↓↓↓
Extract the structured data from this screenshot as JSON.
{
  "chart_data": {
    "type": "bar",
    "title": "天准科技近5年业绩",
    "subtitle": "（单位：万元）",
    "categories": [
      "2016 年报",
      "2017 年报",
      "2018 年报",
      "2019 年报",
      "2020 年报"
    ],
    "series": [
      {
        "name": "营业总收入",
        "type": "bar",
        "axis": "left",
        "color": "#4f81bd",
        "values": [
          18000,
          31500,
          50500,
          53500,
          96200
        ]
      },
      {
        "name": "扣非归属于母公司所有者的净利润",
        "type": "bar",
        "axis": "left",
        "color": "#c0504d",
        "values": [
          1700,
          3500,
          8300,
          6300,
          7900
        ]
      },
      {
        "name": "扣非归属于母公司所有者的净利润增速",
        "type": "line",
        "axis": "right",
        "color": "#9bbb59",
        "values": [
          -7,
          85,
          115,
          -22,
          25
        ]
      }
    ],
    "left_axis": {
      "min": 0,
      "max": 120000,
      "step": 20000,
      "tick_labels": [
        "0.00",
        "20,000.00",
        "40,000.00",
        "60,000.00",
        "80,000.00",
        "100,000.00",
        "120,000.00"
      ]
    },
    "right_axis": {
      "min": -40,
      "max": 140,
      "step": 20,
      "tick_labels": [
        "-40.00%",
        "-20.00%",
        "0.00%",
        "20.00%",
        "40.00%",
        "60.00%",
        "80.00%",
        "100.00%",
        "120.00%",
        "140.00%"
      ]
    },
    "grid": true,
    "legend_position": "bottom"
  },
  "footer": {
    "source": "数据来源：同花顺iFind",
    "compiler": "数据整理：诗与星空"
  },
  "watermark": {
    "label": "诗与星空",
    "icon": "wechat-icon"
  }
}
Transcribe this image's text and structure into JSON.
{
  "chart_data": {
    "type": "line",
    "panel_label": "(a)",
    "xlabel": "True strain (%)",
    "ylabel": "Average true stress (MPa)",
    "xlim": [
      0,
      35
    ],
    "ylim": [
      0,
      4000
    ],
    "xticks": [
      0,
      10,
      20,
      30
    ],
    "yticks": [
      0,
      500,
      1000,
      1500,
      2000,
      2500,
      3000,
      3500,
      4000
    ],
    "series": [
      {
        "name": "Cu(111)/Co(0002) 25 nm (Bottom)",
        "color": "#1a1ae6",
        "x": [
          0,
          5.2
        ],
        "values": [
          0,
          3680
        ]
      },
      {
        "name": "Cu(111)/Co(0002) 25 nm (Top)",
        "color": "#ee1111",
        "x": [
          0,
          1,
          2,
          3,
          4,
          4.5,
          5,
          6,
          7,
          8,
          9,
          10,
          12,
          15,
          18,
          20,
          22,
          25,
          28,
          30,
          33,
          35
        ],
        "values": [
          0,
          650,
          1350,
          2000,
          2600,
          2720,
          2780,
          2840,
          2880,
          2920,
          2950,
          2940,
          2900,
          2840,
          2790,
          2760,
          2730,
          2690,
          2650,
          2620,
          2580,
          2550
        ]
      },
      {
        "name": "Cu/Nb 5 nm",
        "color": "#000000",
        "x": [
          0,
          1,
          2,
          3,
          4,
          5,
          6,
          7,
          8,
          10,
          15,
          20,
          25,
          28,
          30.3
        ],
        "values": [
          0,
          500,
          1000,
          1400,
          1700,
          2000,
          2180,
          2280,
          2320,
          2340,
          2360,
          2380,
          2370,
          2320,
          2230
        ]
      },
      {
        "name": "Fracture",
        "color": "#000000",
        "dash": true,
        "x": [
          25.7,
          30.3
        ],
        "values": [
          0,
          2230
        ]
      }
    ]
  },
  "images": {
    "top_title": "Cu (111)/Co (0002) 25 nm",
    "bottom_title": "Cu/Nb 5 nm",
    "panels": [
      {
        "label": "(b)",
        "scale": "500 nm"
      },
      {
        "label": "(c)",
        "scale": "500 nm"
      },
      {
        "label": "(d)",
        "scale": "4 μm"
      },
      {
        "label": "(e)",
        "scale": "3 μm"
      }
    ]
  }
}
↑↑↑
**DO THIS**
Repeat the data in its entirety, character for character.

**SOLUTION**
Extract the structured data from this screenshot as JSON.
{
  "chart_data": {
    "type": "bar",
    "title": "天准科技近5年业绩",
    "subtitle": "（单位：万元）",
    "categories": [
      "2016 年报",
      "2017 年报",
      "2018 年报",
      "2019 年报",
      "2020 年报"
    ],
    "series": [
      {
        "name": "营业总收入",
        "type": "bar",
        "axis": "left",
        "color": "#4f81bd",
        "values": [
          18000,
          31500,
          50500,
          53500,
          96200
        ]
      },
      {
        "name": "扣非归属于母公司所有者的净利润",
        "type": "bar",
        "axis": "left",
        "color": "#c0504d",
        "values": [
          1700,
          3500,
          8300,
          6300,
          7900
        ]
      },
      {
        "name": "扣非归属于母公司所有者的净利润增速",
        "type": "line",
        "axis": "right",
        "color": "#9bbb59",
        "values": [
          -7,
          85,
          115,
          -22,
          25
        ]
      }
    ],
    "left_axis": {
      "min": 0,
      "max": 120000,
      "step": 20000,
      "tick_labels": [
        "0.00",
        "20,000.00",
        "40,000.00",
        "60,000.00",
        "80,000.00",
        "100,000.00",
        "120,000.00"
      ]
    },
    "right_axis": {
      "min": -40,
      "max": 140,
      "step": 20,
      "tick_labels": [
        "-40.00%",
        "-20.00%",
        "0.00%",
        "20.00%",
        "40.00%",
        "60.00%",
        "80.00%",
        "100.00%",
        "120.00%",
        "140.00%"
      ]
    },
    "grid": true,
    "legend_position": "bottom"
  },
  "footer": {
    "source": "数据来源：同花顺iFind",
    "compiler": "数据整理：诗与星空"
  },
  "watermark": {
    "label": "诗与星空",
    "icon": "wechat-icon"
  }
}
Transcribe this image's text and structure into JSON.
{
  "chart_data": {
    "type": "line",
    "panel_label": "(a)",
    "xlabel": "True strain (%)",
    "ylabel": "Average true stress (MPa)",
    "xlim": [
      0,
      35
    ],
    "ylim": [
      0,
      4000
    ],
    "xticks": [
      0,
      10,
      20,
      30
    ],
    "yticks": [
      0,
      500,
      1000,
      1500,
      2000,
      2500,
      3000,
      3500,
      4000
    ],
    "series": [
      {
        "name": "Cu(111)/Co(0002) 25 nm (Bottom)",
        "color": "#1a1ae6",
        "x": [
          0,
          5.2
        ],
        "values": [
          0,
          3680
        ]
      },
      {
        "name": "Cu(111)/Co(0002) 25 nm (Top)",
        "color": "#ee1111",
        "x": [
          0,
          1,
          2,
          3,
          4,
          4.5,
          5,
          6,
          7,
          8,
          9,
          10,
          12,
          15,
          18,
          20,
          22,
          25,
          28,
          30,
          33,
          35
        ],
        "values": [
          0,
          650,
          1350,
          2000,
          2600,
          2720,
          2780,
          2840,
          2880,
          2920,
          2950,
          2940,
          2900,
          2840,
          2790,
          2760,
          2730,
          2690,
          2650,
          2620,
          2580,
          2550
        ]
      },
      {
        "name": "Cu/Nb 5 nm",
        "color": "#000000",
        "x": [
          0,
          1,
          2,
          3,
          4,
          5,
          6,
          7,
          8,
          10,
          15,
          20,
          25,
          28,
          30.3
        ],
        "values": [
          0,
          500,
          1000,
          1400,
          1700,
          2000,
          2180,
          2280,
          2320,
          2340,
          2360,
          2380,
          2370,
          2320,
          2230
        ]
      },
      {
        "name": "Fracture",
        "color": "#000000",
        "dash": true,
        "x": [
          25.7,
          30.3
        ],
        "values": [
          0,
          2230
        ]
      }
    ]
  },
  "images": {
    "top_title": "Cu (111)/Co (0002) 25 nm",
    "bottom_title": "Cu/Nb 5 nm",
    "panels": [
      {
        "label": "(b)",
        "scale": "500 nm"
      },
      {
        "label": "(c)",
        "scale": "500 nm"
      },
      {
        "label": "(d)",
        "scale": "4 μm"
      },
      {
        "label": "(e)",
        "scale": "3 μm"
      }
    ]
  }
}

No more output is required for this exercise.